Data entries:
* * * * * * * * *

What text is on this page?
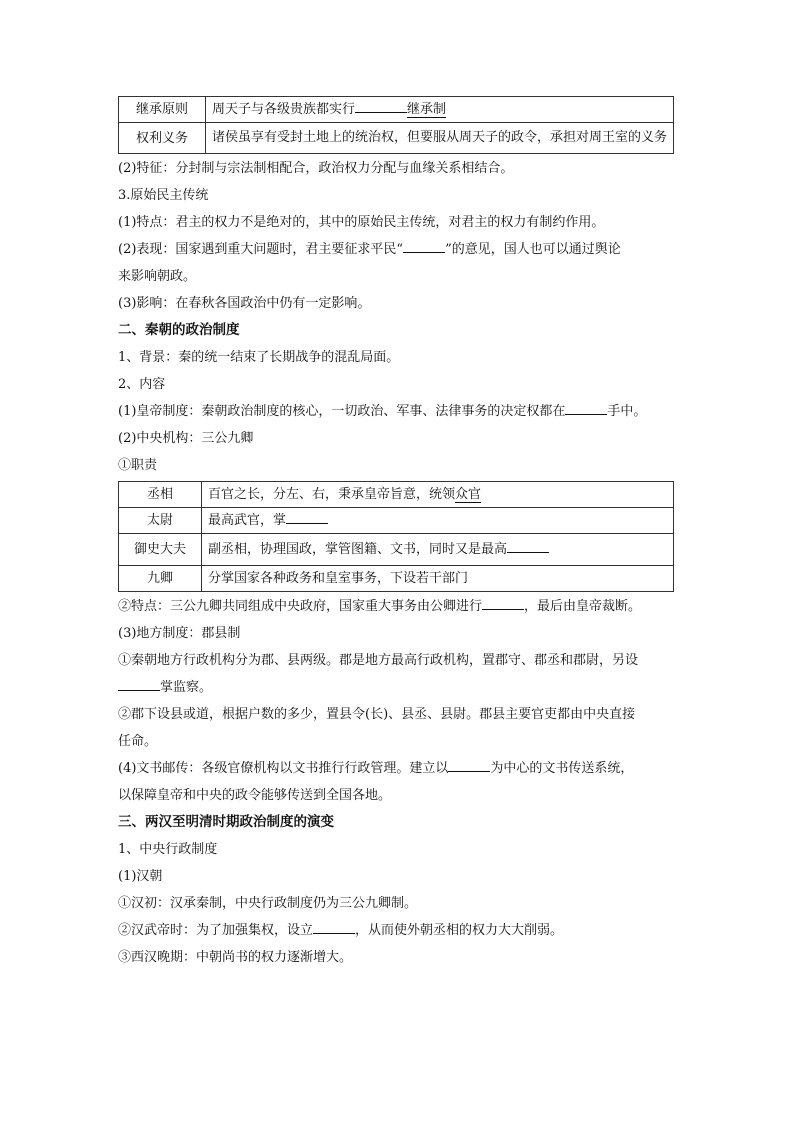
继承原则	周天子与各级贵族都实行 继承制
权利义务	诸侯虽享有受封土地上的统治权，但要服从周天子的政令，承担对周王室的义务

(2)特征：分封制与宗法制相配合，政治权力分配与血缘关系相结合。

3.原始民主传统

(1)特点：君主的权力不是绝对的，其中的原始民主传统，对君主的权力有制约作用。

(2)表现：国家遇到重大问题时，君主要征求平民“	”的意见，国人也可以通过舆论

来影响朝政。

(3)影响：在春秋各国政治中仍有一定影响。

二、秦朝的政治制度

1、背景：秦的统一结束了长期战争的混乱局面。

2、内容

(1)皇帝制度：秦朝政治制度的核心，一切政治、军事、法律事务的决定权都在	手中。

(2)中央机构：三公九卿

①职责

丞相	百官之长，分左、右，秉承皇帝旨意，统领众官
太尉	最高武官，掌
御史大夫	副丞相，协理国政，掌管图籍、文书，同时又是最高
九卿	分掌国家各种政务和皇室事务，下设若干部门

②特点：三公九卿共同组成中央政府，国家重大事务由公卿进行	，最后由皇帝裁断。

(3)地方制度：郡县制

①秦朝地方行政机构分为郡、县两级。郡是地方最高行政机构，置郡守、郡丞和郡尉，另设

掌监察。

②郡下设县或道，根据户数的多少，置县令(长)、县丞、县尉。郡县主要官吏都由中央直接

任命。

(4)文书邮传：各级官僚机构以文书推行行政管理。建立以	为中心的文书传送系统，

以保障皇帝和中央的政令能够传送到全国各地。

三、两汉至明清时期政治制度的演变

1、中央行政制度

(1)汉朝

①汉初：汉承秦制，中央行政制度仍为三公九卿制。

②汉武帝时：为了加强集权，设立	，从而使外朝丞相的权力大大削弱。

③西汉晚期：中朝尚书的权力逐渐增大。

* * * * * * * * *

DIRECTIVE
Your task is to reproduce all of the material exactly. The pictures stay out.

THE SOLUTION
What text is on this page?
继承原则	周天子与各级贵族都实行 继承制
权利义务	诸侯虽享有受封土地上的统治权，但要服从周天子的政令，承担对周王室的义务

(2)特征：分封制与宗法制相配合，政治权力分配与血缘关系相结合。

3.原始民主传统

(1)特点：君主的权力不是绝对的，其中的原始民主传统，对君主的权力有制约作用。

(2)表现：国家遇到重大问题时，君主要征求平民“	”的意见，国人也可以通过舆论

来影响朝政。

(3)影响：在春秋各国政治中仍有一定影响。

二、秦朝的政治制度

1、背景：秦的统一结束了长期战争的混乱局面。

2、内容

(1)皇帝制度：秦朝政治制度的核心，一切政治、军事、法律事务的决定权都在	手中。

(2)中央机构：三公九卿

①职责

丞相	百官之长，分左、右，秉承皇帝旨意，统领众官
太尉	最高武官，掌
御史大夫	副丞相，协理国政，掌管图籍、文书，同时又是最高
九卿	分掌国家各种政务和皇室事务，下设若干部门

②特点：三公九卿共同组成中央政府，国家重大事务由公卿进行	，最后由皇帝裁断。

(3)地方制度：郡县制

①秦朝地方行政机构分为郡、县两级。郡是地方最高行政机构，置郡守、郡丞和郡尉，另设

掌监察。

②郡下设县或道，根据户数的多少，置县令(长)、县丞、县尉。郡县主要官吏都由中央直接

任命。

(4)文书邮传：各级官僚机构以文书推行行政管理。建立以	为中心的文书传送系统，

以保障皇帝和中央的政令能够传送到全国各地。

三、两汉至明清时期政治制度的演变

1、中央行政制度

(1)汉朝

①汉初：汉承秦制，中央行政制度仍为三公九卿制。

②汉武帝时：为了加强集权，设立	，从而使外朝丞相的权力大大削弱。

③西汉晚期：中朝尚书的权力逐渐增大。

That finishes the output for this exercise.